• **GOAL**
Filter the data for lines with the word "name", then copy every line so identified.

• **RECORDS FOR THIS EXERCISE**
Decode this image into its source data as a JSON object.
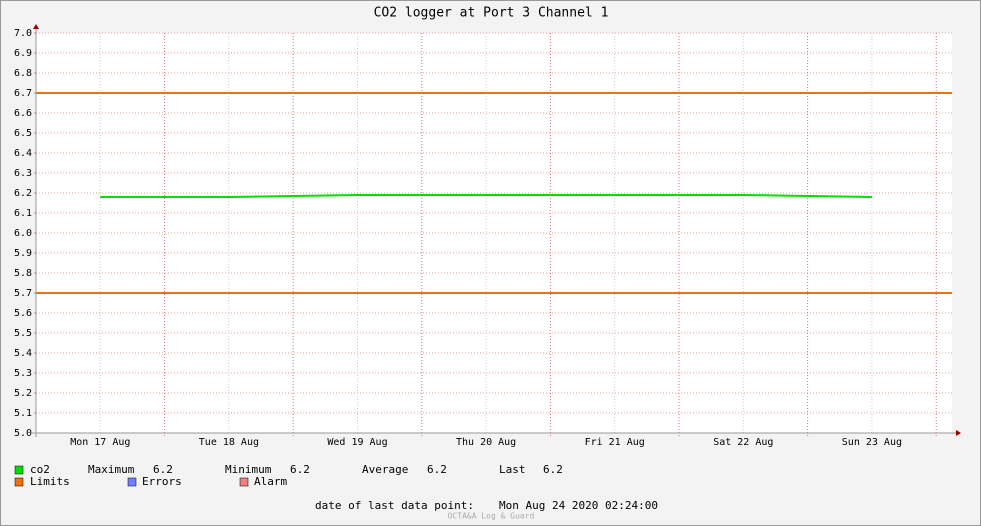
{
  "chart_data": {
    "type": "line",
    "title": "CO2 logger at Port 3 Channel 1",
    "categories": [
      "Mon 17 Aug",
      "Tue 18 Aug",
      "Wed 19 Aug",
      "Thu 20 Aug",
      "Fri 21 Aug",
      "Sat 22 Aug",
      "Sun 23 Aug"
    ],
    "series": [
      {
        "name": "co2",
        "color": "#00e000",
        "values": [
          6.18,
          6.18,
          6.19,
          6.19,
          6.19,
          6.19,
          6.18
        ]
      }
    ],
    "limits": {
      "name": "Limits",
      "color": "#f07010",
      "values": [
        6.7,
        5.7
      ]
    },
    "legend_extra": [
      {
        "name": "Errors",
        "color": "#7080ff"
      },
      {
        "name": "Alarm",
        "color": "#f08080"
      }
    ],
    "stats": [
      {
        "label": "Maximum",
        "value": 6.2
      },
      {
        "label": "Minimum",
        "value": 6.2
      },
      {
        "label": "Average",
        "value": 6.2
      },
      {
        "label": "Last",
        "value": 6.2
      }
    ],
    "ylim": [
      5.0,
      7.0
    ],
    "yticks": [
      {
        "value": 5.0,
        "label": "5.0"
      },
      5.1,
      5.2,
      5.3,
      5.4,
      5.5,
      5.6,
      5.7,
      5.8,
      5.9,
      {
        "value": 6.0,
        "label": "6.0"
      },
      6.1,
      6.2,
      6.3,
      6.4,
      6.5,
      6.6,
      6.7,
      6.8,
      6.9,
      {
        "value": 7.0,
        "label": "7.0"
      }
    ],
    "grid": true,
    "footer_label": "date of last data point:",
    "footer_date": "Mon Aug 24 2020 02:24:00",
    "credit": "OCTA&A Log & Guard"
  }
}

---

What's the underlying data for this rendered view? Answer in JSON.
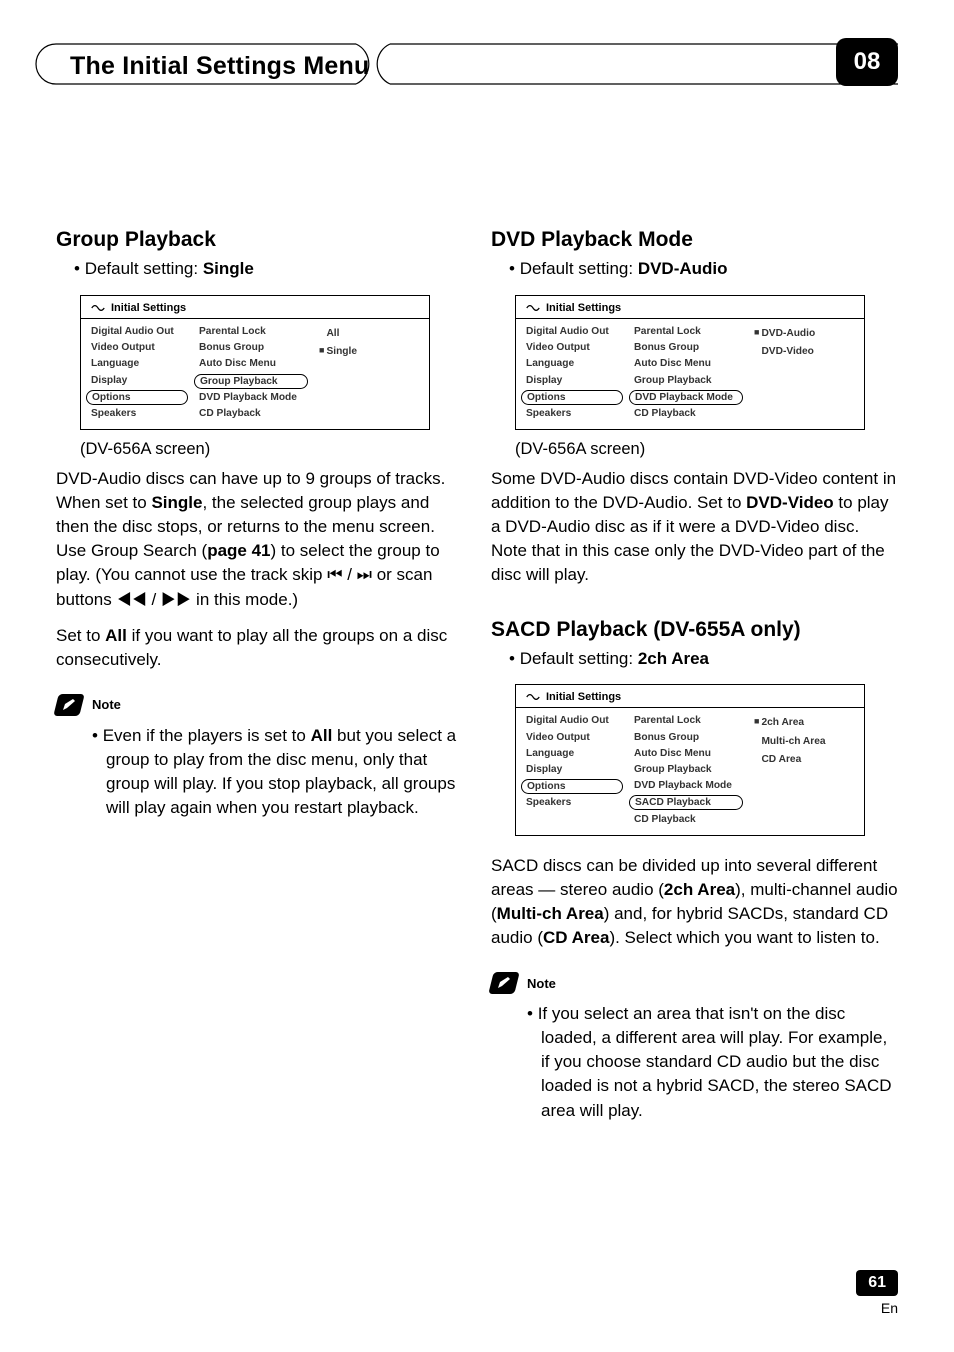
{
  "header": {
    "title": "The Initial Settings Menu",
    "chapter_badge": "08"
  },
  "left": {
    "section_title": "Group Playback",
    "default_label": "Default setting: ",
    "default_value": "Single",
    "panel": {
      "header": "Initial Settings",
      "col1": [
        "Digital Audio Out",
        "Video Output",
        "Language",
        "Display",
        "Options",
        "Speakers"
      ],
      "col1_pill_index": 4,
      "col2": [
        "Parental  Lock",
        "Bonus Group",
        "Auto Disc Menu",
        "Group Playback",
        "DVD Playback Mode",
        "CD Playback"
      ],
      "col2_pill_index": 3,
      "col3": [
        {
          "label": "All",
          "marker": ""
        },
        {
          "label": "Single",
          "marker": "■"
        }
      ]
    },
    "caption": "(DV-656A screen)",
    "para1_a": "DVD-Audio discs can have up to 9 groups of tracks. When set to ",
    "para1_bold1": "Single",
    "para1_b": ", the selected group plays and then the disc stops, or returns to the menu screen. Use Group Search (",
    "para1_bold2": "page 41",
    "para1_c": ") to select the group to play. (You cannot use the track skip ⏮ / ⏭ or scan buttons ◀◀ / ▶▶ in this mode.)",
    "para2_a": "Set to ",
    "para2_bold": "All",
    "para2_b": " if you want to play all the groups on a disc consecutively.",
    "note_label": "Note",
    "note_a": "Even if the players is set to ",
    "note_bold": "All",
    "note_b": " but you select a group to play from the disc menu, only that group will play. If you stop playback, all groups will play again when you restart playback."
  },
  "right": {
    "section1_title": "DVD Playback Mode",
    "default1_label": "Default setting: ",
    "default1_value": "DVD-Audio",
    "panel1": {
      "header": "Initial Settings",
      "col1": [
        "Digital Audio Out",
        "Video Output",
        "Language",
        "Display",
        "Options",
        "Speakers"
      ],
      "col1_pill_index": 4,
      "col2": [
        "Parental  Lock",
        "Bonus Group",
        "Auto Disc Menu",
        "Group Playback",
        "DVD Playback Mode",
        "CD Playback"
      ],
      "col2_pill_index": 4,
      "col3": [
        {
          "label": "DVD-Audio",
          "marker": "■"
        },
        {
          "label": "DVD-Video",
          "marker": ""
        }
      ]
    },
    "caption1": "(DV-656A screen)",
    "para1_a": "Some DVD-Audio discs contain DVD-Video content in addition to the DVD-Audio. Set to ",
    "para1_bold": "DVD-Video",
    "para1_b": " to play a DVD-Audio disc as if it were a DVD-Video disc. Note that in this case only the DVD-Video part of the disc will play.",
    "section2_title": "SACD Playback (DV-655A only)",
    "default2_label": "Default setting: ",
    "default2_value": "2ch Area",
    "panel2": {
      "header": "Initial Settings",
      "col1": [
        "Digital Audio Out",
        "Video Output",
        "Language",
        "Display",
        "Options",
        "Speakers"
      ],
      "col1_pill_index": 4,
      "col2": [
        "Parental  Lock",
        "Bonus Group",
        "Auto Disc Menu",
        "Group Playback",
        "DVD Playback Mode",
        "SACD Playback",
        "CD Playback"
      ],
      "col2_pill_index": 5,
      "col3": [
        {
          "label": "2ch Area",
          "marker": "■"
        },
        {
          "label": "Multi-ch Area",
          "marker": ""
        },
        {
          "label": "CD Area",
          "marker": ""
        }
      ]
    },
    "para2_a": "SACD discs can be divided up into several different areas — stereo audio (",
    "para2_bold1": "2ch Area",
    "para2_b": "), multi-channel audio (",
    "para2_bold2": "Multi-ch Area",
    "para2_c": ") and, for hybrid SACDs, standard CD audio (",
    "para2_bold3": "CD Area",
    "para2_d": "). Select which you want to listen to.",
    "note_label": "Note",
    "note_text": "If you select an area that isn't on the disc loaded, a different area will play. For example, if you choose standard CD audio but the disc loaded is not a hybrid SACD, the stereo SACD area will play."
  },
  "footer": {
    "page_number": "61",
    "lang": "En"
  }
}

---

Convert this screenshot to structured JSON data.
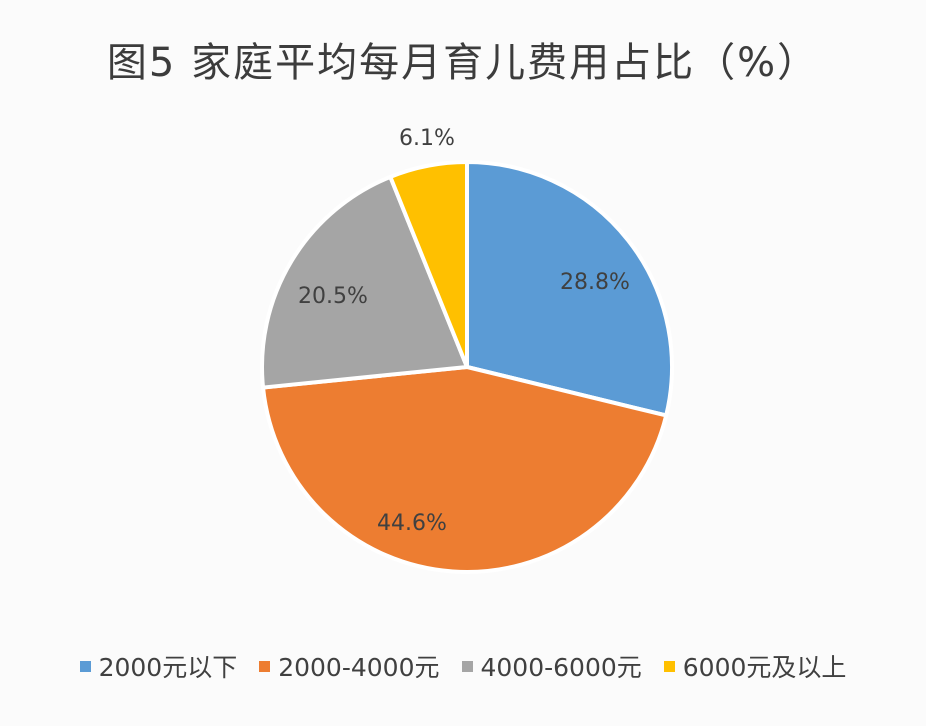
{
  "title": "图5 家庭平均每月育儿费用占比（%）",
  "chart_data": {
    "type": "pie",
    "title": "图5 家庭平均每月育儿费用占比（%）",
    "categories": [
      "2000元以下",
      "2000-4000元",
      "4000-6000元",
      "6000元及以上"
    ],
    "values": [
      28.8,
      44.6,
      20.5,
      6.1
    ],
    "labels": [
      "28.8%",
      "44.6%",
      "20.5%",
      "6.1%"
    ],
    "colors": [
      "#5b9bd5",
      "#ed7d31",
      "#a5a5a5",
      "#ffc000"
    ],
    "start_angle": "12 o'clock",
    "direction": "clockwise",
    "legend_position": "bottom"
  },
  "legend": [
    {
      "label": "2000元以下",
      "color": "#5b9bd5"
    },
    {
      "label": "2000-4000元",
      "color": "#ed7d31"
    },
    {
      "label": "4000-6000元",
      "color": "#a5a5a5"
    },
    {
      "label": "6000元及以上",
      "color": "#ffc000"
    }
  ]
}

• **SOLUTION TO THE PROBLEM**
        "name": "co2",
      "name": "Limits",
        "name": "Errors",
        "name": "Alarm",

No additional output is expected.